====== Records provided

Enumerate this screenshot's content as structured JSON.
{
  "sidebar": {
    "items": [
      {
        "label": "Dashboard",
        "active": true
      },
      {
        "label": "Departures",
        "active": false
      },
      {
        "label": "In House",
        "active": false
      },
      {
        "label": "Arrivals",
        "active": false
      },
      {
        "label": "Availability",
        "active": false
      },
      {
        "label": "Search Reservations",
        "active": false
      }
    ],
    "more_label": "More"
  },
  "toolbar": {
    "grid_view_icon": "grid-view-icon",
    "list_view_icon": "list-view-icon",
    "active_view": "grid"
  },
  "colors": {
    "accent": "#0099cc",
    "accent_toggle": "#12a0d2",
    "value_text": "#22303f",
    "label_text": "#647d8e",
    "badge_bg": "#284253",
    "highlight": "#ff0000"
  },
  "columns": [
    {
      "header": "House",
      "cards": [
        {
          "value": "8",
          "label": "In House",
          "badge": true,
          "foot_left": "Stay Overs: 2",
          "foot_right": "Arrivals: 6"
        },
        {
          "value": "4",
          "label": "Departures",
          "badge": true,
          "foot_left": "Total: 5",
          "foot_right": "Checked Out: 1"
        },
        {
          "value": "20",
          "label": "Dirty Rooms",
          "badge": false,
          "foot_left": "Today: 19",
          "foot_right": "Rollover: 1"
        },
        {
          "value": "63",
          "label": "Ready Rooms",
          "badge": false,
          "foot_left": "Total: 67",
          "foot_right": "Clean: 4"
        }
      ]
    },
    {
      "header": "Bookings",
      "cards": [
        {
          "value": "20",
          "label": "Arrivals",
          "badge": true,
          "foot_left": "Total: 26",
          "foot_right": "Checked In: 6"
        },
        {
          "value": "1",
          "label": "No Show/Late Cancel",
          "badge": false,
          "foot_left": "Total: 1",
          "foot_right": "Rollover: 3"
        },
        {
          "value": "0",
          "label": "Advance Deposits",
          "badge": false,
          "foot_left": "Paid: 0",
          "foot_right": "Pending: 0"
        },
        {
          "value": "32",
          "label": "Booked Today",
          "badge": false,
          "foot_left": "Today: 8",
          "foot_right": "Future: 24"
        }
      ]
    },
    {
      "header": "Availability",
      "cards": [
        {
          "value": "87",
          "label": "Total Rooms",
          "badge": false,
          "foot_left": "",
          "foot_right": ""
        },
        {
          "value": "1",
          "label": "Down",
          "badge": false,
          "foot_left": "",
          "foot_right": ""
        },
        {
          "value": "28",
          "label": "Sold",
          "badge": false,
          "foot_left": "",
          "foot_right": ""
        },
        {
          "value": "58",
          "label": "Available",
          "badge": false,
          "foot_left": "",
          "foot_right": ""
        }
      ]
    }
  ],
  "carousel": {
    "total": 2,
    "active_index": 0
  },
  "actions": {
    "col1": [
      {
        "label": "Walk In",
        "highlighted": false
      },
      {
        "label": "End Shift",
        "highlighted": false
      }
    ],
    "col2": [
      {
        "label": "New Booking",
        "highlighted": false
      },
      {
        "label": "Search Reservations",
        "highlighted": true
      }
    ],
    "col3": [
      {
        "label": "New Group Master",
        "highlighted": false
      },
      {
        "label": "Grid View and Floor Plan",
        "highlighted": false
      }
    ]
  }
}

============

● Requirement
Using the material above, gather every line that includes "House".

● Response
        "label": "In House",
      "header": "House",
          "label": "In House",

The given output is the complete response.